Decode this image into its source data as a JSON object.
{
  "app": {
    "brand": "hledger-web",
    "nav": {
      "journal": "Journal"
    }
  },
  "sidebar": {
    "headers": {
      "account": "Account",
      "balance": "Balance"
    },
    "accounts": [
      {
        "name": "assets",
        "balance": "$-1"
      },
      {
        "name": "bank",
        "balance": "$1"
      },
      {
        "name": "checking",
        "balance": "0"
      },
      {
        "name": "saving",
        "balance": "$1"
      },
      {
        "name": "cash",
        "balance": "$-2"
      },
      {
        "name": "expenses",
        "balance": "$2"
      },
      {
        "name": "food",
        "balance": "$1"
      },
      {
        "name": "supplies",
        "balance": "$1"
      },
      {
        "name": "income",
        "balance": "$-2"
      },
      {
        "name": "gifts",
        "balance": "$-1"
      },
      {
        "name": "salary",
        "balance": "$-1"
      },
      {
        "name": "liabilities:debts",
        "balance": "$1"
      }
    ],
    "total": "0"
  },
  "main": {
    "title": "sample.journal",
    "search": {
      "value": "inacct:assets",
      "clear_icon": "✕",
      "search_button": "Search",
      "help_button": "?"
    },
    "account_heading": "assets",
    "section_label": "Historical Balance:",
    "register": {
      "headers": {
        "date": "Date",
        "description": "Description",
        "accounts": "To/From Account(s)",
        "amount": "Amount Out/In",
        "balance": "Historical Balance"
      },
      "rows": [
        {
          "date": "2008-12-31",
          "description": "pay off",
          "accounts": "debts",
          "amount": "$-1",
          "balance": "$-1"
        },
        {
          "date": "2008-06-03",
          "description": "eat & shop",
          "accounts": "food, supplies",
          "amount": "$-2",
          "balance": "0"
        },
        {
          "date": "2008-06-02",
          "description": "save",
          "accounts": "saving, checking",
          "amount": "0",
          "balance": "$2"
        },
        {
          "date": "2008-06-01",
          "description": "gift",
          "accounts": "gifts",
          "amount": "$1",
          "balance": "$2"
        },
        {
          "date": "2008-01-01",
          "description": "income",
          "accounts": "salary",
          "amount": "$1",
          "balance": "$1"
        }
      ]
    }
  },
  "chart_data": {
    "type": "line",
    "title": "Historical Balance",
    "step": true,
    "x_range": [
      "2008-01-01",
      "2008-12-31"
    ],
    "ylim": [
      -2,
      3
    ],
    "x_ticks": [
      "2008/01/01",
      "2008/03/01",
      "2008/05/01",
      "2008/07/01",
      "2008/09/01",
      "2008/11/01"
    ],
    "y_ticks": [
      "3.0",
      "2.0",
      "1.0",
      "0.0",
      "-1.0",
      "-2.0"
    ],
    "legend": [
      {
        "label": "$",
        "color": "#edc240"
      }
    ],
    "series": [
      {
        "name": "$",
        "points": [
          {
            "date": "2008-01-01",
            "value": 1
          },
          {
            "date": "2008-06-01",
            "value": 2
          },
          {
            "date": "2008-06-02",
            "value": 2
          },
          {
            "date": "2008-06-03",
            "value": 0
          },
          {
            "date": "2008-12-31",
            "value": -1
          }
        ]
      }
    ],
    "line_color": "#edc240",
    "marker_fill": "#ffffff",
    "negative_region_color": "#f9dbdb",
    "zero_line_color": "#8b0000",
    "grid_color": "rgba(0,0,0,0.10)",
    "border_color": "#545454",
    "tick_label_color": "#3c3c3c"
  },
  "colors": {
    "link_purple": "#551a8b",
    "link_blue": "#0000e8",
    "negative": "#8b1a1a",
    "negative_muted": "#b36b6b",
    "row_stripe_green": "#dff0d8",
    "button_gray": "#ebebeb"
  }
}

▶ Task statement:
Copy out the whole listing exactly.

▶ Response to the exercise:
Decode this image into its source data as a JSON object.
{
  "app": {
    "brand": "hledger-web",
    "nav": {
      "journal": "Journal"
    }
  },
  "sidebar": {
    "headers": {
      "account": "Account",
      "balance": "Balance"
    },
    "accounts": [
      {
        "name": "assets",
        "balance": "$-1"
      },
      {
        "name": "bank",
        "balance": "$1"
      },
      {
        "name": "checking",
        "balance": "0"
      },
      {
        "name": "saving",
        "balance": "$1"
      },
      {
        "name": "cash",
        "balance": "$-2"
      },
      {
        "name": "expenses",
        "balance": "$2"
      },
      {
        "name": "food",
        "balance": "$1"
      },
      {
        "name": "supplies",
        "balance": "$1"
      },
      {
        "name": "income",
        "balance": "$-2"
      },
      {
        "name": "gifts",
        "balance": "$-1"
      },
      {
        "name": "salary",
        "balance": "$-1"
      },
      {
        "name": "liabilities:debts",
        "balance": "$1"
      }
    ],
    "total": "0"
  },
  "main": {
    "title": "sample.journal",
    "search": {
      "value": "inacct:assets",
      "clear_icon": "✕",
      "search_button": "Search",
      "help_button": "?"
    },
    "account_heading": "assets",
    "section_label": "Historical Balance:",
    "register": {
      "headers": {
        "date": "Date",
        "description": "Description",
        "accounts": "To/From Account(s)",
        "amount": "Amount Out/In",
        "balance": "Historical Balance"
      },
      "rows": [
        {
          "date": "2008-12-31",
          "description": "pay off",
          "accounts": "debts",
          "amount": "$-1",
          "balance": "$-1"
        },
        {
          "date": "2008-06-03",
          "description": "eat & shop",
          "accounts": "food, supplies",
          "amount": "$-2",
          "balance": "0"
        },
        {
          "date": "2008-06-02",
          "description": "save",
          "accounts": "saving, checking",
          "amount": "0",
          "balance": "$2"
        },
        {
          "date": "2008-06-01",
          "description": "gift",
          "accounts": "gifts",
          "amount": "$1",
          "balance": "$2"
        },
        {
          "date": "2008-01-01",
          "description": "income",
          "accounts": "salary",
          "amount": "$1",
          "balance": "$1"
        }
      ]
    }
  },
  "chart_data": {
    "type": "line",
    "title": "Historical Balance",
    "step": true,
    "x_range": [
      "2008-01-01",
      "2008-12-31"
    ],
    "ylim": [
      -2,
      3
    ],
    "x_ticks": [
      "2008/01/01",
      "2008/03/01",
      "2008/05/01",
      "2008/07/01",
      "2008/09/01",
      "2008/11/01"
    ],
    "y_ticks": [
      "3.0",
      "2.0",
      "1.0",
      "0.0",
      "-1.0",
      "-2.0"
    ],
    "legend": [
      {
        "label": "$",
        "color": "#edc240"
      }
    ],
    "series": [
      {
        "name": "$",
        "points": [
          {
            "date": "2008-01-01",
            "value": 1
          },
          {
            "date": "2008-06-01",
            "value": 2
          },
          {
            "date": "2008-06-02",
            "value": 2
          },
          {
            "date": "2008-06-03",
            "value": 0
          },
          {
            "date": "2008-12-31",
            "value": -1
          }
        ]
      }
    ],
    "line_color": "#edc240",
    "marker_fill": "#ffffff",
    "negative_region_color": "#f9dbdb",
    "zero_line_color": "#8b0000",
    "grid_color": "rgba(0,0,0,0.10)",
    "border_color": "#545454",
    "tick_label_color": "#3c3c3c"
  },
  "colors": {
    "link_purple": "#551a8b",
    "link_blue": "#0000e8",
    "negative": "#8b1a1a",
    "negative_muted": "#b36b6b",
    "row_stripe_green": "#dff0d8",
    "button_gray": "#ebebeb"
  }
}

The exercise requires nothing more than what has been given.